* Tasks to complete:
a) Retype the entries from the line containing "yesterday-button[interactable]: Вчера (122, 85, 159, 100)" through the line containing "cell-start[interactable]: 07.12.2020 09:39:56", with both of those lines included.
b) Please continue the mailing-list discussion about non-ASCII characters in the documentation from where it stops.

* Source text:
%%
For the second I am sure you will find synonyms that are ASCII only.

The only other reason that I can see for non-ASCII signs in our docs is
for demonstrating collations.

Susanne

--
Susanne Ebrecht - 2ndQuadrant
PostgreSQL Development, 24x7 Support, Training and Services
www.2ndQuadrant.com

#6Alvaro Herrera
alvherre@2ndquadrant.com
In reply to: Susanne Ebrecht (#5)
Re: non-ASCII characters in SGML documentation (and elsewhere)

Excerpts from Susanne Ebrecht's message of vie may 20 09:04:26 -0400 2011:

On 20.05.2011 13:56, Tom Lane wrote:

* Should we allow non-ASCII characters in general source files?

Prefer "no" here.

I only see two reasons for non-ASCII signs in English.
Either it is a foreign name of e.g. a person
or it is a word that English took from French like in déjà vu.

I'd like my name accented in the release notes, thanks.

--
Álvaro Herrera <alvherre@commandprompt.com>
The PostgreSQL Company - Command Prompt, Inc.
PostgreSQL Replication, Consulting, Custom Development, 24x7 support

#7Peter Eisentraut
peter_e@gmx.net
In reply to: Tom Lane (#3)
Re: non-ASCII characters in SGML documentation (and elsewhere)

On fre, 2011-05-20 at 07:56 -0400, Tom Lane wrote:

* Should we allow non-ASCII characters in general source

files?

Prefer "no" here.

Going through this I felt a little bad butchering up people's names that
hadn't bothered anyone before now. So as a compromise, I made
contributor names UTF-8 consistently, but removed other uses of
non-ASCII characters.

#8Peter Eisentraut
peter_e@gmx.net
In reply to: Alvaro Herrera (#4)
Re: non-ASCII characters in SGML documentation (and elsewhere)

On fre, 2011-05-20 at 08:16 -0400, Alvaro Herrera wrote:

* Should we allow/use non-ASCII characters in the release

notes?

* What encoding should the HISTORY file have?
%%
Data taken from a collection
%%
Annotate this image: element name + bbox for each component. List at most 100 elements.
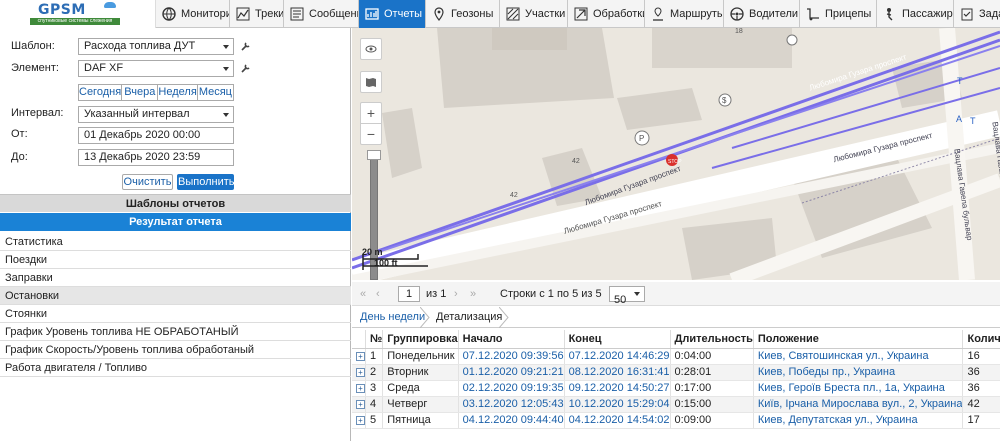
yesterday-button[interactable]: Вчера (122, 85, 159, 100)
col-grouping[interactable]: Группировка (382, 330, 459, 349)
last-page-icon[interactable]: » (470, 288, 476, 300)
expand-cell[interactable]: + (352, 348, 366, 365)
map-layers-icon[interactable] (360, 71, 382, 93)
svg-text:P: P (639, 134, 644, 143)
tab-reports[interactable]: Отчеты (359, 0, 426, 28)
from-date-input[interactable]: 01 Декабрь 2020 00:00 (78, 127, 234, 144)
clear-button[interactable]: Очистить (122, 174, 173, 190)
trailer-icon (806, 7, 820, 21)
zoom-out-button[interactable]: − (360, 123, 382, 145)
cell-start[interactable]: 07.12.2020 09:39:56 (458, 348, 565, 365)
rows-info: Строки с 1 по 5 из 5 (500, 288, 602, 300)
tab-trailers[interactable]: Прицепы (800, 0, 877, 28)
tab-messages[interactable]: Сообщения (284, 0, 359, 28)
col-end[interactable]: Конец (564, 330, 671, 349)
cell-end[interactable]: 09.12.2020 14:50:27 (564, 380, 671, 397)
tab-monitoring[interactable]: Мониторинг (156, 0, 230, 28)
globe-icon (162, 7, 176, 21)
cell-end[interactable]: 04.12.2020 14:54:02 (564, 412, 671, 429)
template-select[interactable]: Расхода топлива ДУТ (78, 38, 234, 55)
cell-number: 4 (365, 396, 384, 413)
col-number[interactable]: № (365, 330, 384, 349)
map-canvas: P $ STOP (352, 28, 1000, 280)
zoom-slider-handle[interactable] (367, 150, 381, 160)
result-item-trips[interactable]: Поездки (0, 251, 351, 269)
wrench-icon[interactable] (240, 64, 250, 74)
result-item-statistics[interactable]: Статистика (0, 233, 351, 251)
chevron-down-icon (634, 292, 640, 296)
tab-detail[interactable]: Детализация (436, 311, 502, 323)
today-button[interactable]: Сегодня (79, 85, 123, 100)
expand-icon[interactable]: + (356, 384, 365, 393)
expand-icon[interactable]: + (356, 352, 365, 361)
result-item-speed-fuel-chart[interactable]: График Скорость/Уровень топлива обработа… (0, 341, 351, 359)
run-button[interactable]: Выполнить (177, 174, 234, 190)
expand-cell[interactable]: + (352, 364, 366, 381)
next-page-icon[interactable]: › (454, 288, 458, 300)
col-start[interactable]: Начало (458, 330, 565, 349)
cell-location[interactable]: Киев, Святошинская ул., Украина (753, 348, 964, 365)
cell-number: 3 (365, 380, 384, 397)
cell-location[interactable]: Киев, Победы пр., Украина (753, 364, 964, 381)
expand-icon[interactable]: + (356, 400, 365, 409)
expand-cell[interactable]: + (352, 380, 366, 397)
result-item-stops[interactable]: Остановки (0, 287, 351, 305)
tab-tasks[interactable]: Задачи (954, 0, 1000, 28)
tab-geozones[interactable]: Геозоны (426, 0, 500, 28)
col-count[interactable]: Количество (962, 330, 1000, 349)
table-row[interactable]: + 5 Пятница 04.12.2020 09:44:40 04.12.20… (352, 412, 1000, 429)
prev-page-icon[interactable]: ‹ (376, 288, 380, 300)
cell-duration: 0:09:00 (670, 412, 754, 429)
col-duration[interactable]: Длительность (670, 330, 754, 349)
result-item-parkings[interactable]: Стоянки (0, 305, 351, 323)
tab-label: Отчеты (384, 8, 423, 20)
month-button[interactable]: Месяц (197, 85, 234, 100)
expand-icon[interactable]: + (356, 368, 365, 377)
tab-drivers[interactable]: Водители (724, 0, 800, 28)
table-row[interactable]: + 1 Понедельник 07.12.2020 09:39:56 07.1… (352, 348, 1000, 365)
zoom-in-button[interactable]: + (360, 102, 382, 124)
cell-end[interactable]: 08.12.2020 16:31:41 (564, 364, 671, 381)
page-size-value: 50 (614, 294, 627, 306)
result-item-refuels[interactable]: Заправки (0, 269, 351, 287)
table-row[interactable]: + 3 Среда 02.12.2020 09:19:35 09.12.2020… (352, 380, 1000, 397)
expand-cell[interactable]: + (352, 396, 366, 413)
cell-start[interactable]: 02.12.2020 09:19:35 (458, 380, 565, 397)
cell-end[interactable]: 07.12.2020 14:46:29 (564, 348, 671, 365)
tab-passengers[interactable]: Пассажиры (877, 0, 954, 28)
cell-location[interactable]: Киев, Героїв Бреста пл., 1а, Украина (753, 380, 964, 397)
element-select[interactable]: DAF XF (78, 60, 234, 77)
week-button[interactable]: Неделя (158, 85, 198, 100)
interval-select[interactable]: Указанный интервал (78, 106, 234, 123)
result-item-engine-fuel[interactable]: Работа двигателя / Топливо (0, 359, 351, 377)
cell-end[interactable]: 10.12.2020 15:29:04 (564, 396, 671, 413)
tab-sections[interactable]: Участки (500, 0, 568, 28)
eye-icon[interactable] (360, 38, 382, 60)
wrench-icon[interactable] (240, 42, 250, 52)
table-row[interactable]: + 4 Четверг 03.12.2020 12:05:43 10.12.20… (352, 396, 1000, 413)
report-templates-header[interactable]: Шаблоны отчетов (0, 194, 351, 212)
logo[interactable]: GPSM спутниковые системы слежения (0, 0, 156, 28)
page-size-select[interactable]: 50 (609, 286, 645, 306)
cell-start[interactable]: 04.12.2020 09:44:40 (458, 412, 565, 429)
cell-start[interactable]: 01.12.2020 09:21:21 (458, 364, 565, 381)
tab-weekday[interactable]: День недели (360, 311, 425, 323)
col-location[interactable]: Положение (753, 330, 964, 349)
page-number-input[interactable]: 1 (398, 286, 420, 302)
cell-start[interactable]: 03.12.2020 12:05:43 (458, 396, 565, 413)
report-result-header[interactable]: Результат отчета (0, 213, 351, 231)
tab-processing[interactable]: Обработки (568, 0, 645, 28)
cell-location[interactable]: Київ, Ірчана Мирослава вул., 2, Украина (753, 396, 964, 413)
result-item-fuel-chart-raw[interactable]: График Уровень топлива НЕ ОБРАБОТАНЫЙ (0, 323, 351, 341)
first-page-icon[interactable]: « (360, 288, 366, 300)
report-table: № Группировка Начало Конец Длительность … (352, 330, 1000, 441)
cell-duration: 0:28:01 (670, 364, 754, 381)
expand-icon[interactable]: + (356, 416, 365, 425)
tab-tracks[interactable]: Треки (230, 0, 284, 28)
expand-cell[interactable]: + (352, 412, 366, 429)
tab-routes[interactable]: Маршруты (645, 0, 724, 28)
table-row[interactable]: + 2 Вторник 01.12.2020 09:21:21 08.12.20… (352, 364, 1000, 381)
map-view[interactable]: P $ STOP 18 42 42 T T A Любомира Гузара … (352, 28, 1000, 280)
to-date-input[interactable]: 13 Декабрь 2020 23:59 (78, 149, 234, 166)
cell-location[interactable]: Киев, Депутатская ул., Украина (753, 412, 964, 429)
%%
%%
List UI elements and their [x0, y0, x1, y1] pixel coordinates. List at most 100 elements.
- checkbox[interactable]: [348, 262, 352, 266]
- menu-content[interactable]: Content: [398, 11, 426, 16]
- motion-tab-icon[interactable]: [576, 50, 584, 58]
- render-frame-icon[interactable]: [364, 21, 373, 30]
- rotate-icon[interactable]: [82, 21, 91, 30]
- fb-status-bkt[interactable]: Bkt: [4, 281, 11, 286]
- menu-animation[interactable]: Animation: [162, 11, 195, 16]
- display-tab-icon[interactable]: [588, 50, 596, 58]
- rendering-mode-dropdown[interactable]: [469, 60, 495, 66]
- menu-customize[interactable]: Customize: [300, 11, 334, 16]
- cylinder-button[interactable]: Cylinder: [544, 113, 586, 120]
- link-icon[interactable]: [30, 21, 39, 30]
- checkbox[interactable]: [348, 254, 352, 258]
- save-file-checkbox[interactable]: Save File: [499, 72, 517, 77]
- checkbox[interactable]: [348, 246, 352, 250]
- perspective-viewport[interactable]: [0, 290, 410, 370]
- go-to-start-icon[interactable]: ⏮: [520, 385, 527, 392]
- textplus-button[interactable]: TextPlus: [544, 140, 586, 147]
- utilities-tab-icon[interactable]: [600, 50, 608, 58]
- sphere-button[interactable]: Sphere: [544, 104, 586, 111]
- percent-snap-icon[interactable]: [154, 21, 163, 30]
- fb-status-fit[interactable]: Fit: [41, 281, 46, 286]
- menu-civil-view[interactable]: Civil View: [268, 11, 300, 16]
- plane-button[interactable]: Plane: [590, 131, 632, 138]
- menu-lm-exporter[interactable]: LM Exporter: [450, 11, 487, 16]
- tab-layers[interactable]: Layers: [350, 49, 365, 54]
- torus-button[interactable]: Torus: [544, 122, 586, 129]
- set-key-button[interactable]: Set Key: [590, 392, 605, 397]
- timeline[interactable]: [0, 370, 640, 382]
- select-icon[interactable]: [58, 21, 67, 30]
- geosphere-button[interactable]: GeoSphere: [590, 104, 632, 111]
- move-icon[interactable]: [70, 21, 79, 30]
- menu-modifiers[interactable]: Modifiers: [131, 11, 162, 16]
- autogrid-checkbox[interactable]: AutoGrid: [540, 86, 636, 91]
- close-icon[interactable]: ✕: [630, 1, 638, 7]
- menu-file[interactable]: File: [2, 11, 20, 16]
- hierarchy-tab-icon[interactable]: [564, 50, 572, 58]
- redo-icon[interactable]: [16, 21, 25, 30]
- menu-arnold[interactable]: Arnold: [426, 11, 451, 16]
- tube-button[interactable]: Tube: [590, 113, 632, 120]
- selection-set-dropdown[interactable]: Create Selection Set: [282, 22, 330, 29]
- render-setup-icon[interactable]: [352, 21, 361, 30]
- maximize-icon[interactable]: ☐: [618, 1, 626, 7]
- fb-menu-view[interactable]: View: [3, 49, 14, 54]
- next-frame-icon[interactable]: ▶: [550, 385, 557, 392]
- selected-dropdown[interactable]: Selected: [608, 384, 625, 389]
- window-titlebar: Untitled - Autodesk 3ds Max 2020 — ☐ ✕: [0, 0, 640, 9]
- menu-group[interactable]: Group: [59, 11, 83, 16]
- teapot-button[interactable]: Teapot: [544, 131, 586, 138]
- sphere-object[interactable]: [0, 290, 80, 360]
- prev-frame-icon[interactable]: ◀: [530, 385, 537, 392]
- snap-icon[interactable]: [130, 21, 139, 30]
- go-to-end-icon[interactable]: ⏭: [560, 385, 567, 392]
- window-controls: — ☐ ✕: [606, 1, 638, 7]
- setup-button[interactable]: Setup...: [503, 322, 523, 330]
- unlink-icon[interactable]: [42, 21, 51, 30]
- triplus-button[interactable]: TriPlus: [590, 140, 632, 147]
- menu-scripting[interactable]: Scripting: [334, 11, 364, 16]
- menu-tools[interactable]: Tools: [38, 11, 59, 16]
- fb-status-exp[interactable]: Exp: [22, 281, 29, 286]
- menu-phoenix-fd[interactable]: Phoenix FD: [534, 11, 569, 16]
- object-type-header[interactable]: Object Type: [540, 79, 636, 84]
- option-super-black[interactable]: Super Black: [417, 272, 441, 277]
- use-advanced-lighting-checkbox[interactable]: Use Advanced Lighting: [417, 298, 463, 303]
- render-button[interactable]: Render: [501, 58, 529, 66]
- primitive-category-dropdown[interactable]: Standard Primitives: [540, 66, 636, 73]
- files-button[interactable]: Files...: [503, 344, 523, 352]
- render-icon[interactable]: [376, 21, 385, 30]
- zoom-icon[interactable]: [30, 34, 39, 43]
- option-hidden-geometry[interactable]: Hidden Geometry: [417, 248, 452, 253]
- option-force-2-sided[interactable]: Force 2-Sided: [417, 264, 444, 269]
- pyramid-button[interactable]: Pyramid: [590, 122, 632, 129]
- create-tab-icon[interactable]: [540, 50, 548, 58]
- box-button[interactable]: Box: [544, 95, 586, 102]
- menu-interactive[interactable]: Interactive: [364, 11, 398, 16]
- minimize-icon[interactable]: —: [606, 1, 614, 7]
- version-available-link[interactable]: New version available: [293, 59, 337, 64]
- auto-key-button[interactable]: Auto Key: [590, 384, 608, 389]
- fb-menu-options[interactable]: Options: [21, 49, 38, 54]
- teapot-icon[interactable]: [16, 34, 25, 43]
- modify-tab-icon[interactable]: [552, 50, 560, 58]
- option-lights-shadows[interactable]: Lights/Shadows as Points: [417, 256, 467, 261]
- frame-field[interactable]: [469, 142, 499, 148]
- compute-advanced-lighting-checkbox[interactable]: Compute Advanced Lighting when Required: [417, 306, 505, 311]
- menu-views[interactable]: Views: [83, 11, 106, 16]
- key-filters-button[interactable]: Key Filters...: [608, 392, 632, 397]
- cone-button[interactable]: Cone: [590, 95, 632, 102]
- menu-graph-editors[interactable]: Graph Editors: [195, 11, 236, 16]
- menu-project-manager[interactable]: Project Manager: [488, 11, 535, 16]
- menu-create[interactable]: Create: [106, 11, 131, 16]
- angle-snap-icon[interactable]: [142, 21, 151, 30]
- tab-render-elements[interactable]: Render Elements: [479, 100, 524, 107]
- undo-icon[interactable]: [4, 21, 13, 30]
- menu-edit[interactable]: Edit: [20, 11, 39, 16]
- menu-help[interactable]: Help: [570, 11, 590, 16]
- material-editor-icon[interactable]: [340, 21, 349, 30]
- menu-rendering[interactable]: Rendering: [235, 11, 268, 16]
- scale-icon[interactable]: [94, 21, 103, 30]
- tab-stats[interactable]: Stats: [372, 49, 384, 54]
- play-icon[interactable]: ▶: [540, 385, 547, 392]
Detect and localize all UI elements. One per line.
%%
%%
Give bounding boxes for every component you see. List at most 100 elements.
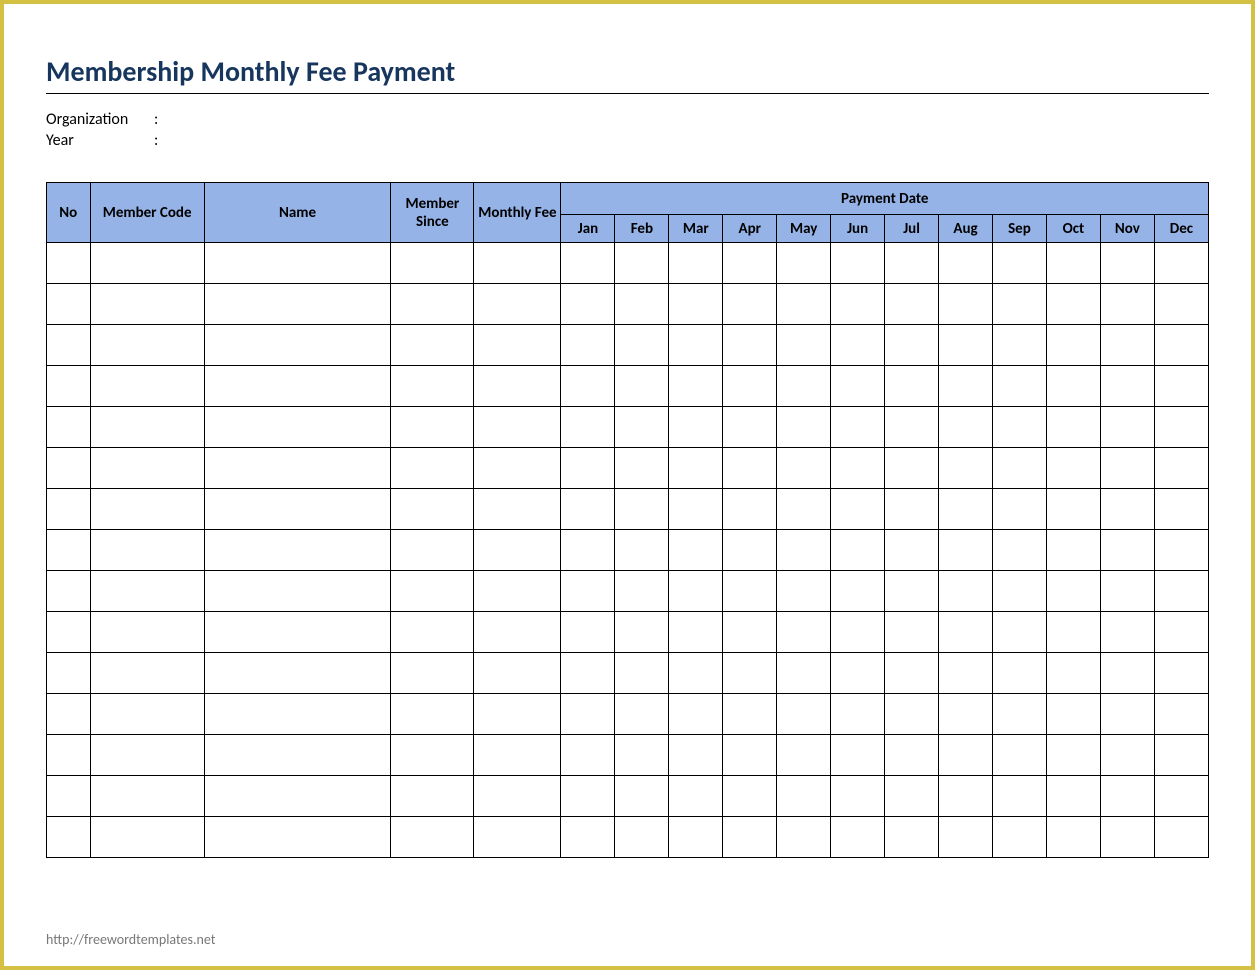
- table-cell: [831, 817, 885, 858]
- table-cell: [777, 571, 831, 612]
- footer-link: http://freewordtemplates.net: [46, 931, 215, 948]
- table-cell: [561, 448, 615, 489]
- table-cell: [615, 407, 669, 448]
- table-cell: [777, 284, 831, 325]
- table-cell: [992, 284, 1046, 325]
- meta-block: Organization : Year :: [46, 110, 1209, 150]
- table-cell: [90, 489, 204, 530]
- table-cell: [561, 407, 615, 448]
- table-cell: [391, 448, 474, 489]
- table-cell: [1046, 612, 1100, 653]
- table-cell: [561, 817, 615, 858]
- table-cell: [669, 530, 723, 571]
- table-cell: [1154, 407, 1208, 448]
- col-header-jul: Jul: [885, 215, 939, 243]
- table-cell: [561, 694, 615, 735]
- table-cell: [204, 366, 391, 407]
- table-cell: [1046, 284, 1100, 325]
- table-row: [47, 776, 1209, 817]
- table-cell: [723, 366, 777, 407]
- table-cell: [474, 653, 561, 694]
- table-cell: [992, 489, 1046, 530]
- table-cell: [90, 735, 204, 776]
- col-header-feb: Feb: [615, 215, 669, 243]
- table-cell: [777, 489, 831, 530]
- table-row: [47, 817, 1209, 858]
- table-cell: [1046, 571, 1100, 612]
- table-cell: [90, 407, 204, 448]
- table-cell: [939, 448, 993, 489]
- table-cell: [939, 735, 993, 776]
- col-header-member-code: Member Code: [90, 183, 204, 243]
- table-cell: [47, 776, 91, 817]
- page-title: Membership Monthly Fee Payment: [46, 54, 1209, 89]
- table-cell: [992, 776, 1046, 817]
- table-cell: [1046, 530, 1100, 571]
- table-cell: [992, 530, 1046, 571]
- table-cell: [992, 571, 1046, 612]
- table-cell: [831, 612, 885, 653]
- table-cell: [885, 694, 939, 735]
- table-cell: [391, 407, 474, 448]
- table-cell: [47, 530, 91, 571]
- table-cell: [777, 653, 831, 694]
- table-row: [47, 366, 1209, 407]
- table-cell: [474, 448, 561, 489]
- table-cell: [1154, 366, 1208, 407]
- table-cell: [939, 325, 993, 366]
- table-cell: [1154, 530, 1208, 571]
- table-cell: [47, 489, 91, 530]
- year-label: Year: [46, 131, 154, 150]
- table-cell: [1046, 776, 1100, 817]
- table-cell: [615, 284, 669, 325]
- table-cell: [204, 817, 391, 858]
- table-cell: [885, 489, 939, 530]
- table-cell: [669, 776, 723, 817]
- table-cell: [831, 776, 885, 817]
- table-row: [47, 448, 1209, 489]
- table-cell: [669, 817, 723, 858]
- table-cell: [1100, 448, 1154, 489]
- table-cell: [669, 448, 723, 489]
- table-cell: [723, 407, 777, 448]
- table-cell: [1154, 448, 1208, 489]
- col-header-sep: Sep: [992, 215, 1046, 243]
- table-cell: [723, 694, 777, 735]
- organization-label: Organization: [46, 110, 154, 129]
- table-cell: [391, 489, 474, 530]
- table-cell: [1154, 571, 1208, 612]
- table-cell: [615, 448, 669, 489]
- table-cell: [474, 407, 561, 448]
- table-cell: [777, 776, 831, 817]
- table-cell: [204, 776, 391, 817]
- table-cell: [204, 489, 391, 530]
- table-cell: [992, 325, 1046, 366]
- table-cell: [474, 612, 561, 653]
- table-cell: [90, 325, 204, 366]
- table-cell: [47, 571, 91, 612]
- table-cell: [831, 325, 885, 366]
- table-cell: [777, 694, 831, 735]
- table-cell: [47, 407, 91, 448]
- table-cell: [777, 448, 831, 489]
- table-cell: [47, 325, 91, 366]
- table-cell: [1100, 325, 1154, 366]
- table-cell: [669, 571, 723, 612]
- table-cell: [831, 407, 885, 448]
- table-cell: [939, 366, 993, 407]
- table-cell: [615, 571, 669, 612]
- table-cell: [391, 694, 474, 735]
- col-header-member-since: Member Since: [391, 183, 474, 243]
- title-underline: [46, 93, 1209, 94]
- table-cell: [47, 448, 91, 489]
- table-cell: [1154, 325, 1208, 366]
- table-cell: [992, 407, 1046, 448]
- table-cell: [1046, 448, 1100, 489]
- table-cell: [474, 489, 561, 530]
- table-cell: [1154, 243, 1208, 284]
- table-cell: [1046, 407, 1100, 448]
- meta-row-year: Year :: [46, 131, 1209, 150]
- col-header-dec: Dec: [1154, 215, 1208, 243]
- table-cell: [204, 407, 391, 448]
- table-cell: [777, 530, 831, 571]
%%
* Expected outputs:
a)
yesterday-button[interactable]: Вчера (122, 85, 159, 100)
col-grouping[interactable]: Группировка (382, 330, 459, 349)
last-page-icon[interactable]: » (470, 288, 476, 300)
expand-cell[interactable]: + (352, 348, 366, 365)
map-layers-icon[interactable] (360, 71, 382, 93)
svg-text:P: P (639, 134, 644, 143)
tab-reports[interactable]: Отчеты (359, 0, 426, 28)
from-date-input[interactable]: 01 Декабрь 2020 00:00 (78, 127, 234, 144)
clear-button[interactable]: Очистить (122, 174, 173, 190)
trailer-icon (806, 7, 820, 21)
zoom-out-button[interactable]: − (360, 123, 382, 145)
cell-start[interactable]: 07.12.2020 09:39:56 (458, 348, 565, 365)

b)
Ideally "sure, if entity-ified", but I don't know what to do about
HISTORY.

Can we recode that to plain ascii? I think iconv has a //TRANSLIT
flag or something like that.

To make this work on FreeBSD, where we build the releases, we need to
use the following command:

"/usr/bin/perl" -p -e 's/<H(1|2)$/<H\1 align=center/g' HISTORY.html | LC_ALL=en_US.ISO8859-1 lynx -force_html -dump -nolist -stdin | iconv -f latin1 -t us-ascii//TRANSLIT > HISTORY

This also works on Linux/glibc, but FreeBSD is a bit stricter/more
limited. Not sure about other platforms, but I'd guess if they don't
have the required locales, they'd be no worse off than now anyway.

The results are reasonable. It actually depends on the platform
what //TRANSLIT does, e.g. on FreeBSD ö -> "o, on Linux ö -> o.

#9Bruce Momjian
bruce@momjian.us
In reply to: Alvaro Herrera (#6)
Re: non-ASCII characters in SGML documentation (and elsewhere)

Alvaro Herrera wrote:

Excerpts from Susanne Ebrecht's message of vie may 20 09:04:26 -0400 2011:

On 20.05.2011 13:56, Tom Lane wrote:

* Should we allow non-ASCII characters in general source files?

Prefer "no" here.

I only see two reasons for non-ASCII signs in English.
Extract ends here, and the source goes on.